#### Written problem
Would you restate all the data that follows, word for word?

────────────────────

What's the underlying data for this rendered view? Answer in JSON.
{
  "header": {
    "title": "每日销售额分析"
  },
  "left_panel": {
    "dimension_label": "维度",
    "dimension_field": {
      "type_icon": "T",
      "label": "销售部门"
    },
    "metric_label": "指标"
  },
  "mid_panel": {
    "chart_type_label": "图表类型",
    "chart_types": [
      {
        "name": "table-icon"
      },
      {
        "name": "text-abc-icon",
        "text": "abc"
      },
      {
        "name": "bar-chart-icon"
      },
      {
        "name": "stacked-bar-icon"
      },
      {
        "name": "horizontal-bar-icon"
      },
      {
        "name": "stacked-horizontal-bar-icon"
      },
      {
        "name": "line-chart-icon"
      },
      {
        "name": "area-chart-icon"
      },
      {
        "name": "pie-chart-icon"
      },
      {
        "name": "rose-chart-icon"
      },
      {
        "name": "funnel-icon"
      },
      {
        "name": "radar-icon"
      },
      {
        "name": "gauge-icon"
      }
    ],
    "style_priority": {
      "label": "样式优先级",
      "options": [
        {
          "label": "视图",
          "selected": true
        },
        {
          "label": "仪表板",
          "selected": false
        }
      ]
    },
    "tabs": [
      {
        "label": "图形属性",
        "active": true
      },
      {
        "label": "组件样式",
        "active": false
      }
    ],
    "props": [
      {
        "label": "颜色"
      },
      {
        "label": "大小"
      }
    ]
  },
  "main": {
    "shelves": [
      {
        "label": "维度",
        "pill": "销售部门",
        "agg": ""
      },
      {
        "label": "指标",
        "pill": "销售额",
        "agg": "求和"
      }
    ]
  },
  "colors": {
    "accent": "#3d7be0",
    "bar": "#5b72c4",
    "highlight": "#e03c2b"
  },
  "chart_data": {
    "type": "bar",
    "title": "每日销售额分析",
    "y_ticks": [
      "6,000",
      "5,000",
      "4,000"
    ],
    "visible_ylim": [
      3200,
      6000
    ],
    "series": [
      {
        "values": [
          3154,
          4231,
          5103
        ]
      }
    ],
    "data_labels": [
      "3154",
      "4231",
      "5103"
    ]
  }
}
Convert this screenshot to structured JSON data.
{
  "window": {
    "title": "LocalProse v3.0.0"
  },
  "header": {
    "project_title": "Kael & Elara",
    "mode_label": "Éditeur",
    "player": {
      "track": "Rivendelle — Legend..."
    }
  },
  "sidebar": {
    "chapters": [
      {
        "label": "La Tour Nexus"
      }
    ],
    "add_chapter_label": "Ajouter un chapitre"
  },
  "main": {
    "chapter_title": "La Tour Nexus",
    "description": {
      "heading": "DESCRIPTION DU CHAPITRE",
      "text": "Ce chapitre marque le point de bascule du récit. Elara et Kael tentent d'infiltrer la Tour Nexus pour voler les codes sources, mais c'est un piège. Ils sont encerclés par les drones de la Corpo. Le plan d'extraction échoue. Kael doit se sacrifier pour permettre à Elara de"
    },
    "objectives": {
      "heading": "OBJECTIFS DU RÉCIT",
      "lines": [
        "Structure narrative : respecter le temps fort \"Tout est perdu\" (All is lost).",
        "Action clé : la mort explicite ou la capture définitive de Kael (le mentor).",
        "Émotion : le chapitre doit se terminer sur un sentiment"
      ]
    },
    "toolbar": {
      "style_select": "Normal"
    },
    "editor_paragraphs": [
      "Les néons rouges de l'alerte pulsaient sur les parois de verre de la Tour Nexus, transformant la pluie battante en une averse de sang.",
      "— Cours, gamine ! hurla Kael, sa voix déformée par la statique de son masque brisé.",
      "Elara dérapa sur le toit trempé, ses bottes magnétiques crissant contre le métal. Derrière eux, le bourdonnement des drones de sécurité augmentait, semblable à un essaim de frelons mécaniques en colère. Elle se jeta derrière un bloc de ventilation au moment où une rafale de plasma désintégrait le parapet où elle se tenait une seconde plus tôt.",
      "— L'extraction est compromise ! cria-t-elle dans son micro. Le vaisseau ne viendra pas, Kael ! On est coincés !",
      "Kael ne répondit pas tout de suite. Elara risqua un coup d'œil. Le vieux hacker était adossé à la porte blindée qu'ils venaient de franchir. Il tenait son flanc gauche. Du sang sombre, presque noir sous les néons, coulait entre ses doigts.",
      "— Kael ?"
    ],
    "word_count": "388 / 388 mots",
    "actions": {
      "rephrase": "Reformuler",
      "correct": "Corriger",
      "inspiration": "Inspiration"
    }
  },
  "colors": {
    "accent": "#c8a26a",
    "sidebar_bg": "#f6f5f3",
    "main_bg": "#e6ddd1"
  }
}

────────────────────

#### Answer
What's the underlying data for this rendered view? Answer in JSON.
{
  "header": {
    "title": "每日销售额分析"
  },
  "left_panel": {
    "dimension_label": "维度",
    "dimension_field": {
      "type_icon": "T",
      "label": "销售部门"
    },
    "metric_label": "指标"
  },
  "mid_panel": {
    "chart_type_label": "图表类型",
    "chart_types": [
      {
        "name": "table-icon"
      },
      {
        "name": "text-abc-icon",
        "text": "abc"
      },
      {
        "name": "bar-chart-icon"
      },
      {
        "name": "stacked-bar-icon"
      },
      {
        "name": "horizontal-bar-icon"
      },
      {
        "name": "stacked-horizontal-bar-icon"
      },
      {
        "name": "line-chart-icon"
      },
      {
        "name": "area-chart-icon"
      },
      {
        "name": "pie-chart-icon"
      },
      {
        "name": "rose-chart-icon"
      },
      {
        "name": "funnel-icon"
      },
      {
        "name": "radar-icon"
      },
      {
        "name": "gauge-icon"
      }
    ],
    "style_priority": {
      "label": "样式优先级",
      "options": [
        {
          "label": "视图",
          "selected": true
        },
        {
          "label": "仪表板",
          "selected": false
        }
      ]
    },
    "tabs": [
      {
        "label": "图形属性",
        "active": true
      },
      {
        "label": "组件样式",
        "active": false
      }
    ],
    "props": [
      {
        "label": "颜色"
      },
      {
        "label": "大小"
      }
    ]
  },
  "main": {
    "shelves": [
      {
        "label": "维度",
        "pill": "销售部门",
        "agg": ""
      },
      {
        "label": "指标",
        "pill": "销售额",
        "agg": "求和"
      }
    ]
  },
  "colors": {
    "accent": "#3d7be0",
    "bar": "#5b72c4",
    "highlight": "#e03c2b"
  },
  "chart_data": {
    "type": "bar",
    "title": "每日销售额分析",
    "y_ticks": [
      "6,000",
      "5,000",
      "4,000"
    ],
    "visible_ylim": [
      3200,
      6000
    ],
    "series": [
      {
        "values": [
          3154,
          4231,
          5103
        ]
      }
    ],
    "data_labels": [
      "3154",
      "4231",
      "5103"
    ]
  }
}
Convert this screenshot to structured JSON data.
{
  "window": {
    "title": "LocalProse v3.0.0"
  },
  "header": {
    "project_title": "Kael & Elara",
    "mode_label": "Éditeur",
    "player": {
      "track": "Rivendelle — Legend..."
    }
  },
  "sidebar": {
    "chapters": [
      {
        "label": "La Tour Nexus"
      }
    ],
    "add_chapter_label": "Ajouter un chapitre"
  },
  "main": {
    "chapter_title": "La Tour Nexus",
    "description": {
      "heading": "DESCRIPTION DU CHAPITRE",
      "text": "Ce chapitre marque le point de bascule du récit. Elara et Kael tentent d'infiltrer la Tour Nexus pour voler les codes sources, mais c'est un piège. Ils sont encerclés par les drones de la Corpo. Le plan d'extraction échoue. Kael doit se sacrifier pour permettre à Elara de"
    },
    "objectives": {
      "heading": "OBJECTIFS DU RÉCIT",
      "lines": [
        "Structure narrative : respecter le temps fort \"Tout est perdu\" (All is lost).",
        "Action clé : la mort explicite ou la capture définitive de Kael (le mentor).",
        "Émotion : le chapitre doit se terminer sur un sentiment"
      ]
    },
    "toolbar": {
      "style_select": "Normal"
    },
    "editor_paragraphs": [
      "Les néons rouges de l'alerte pulsaient sur les parois de verre de la Tour Nexus, transformant la pluie battante en une averse de sang.",
      "— Cours, gamine ! hurla Kael, sa voix déformée par la statique de son masque brisé.",
      "Elara dérapa sur le toit trempé, ses bottes magnétiques crissant contre le métal. Derrière eux, le bourdonnement des drones de sécurité augmentait, semblable à un essaim de frelons mécaniques en colère. Elle se jeta derrière un bloc de ventilation au moment où une rafale de plasma désintégrait le parapet où elle se tenait une seconde plus tôt.",
      "— L'extraction est compromise ! cria-t-elle dans son micro. Le vaisseau ne viendra pas, Kael ! On est coincés !",
      "Kael ne répondit pas tout de suite. Elara risqua un coup d'œil. Le vieux hacker était adossé à la porte blindée qu'ils venaient de franchir. Il tenait son flanc gauche. Du sang sombre, presque noir sous les néons, coulait entre ses doigts.",
      "— Kael ?"
    ],
    "word_count": "388 / 388 mots",
    "actions": {
      "rephrase": "Reformuler",
      "correct": "Corriger",
      "inspiration": "Inspiration"
    }
  },
  "colors": {
    "accent": "#c8a26a",
    "sidebar_bg": "#f6f5f3",
    "main_bg": "#e6ddd1"
  }
}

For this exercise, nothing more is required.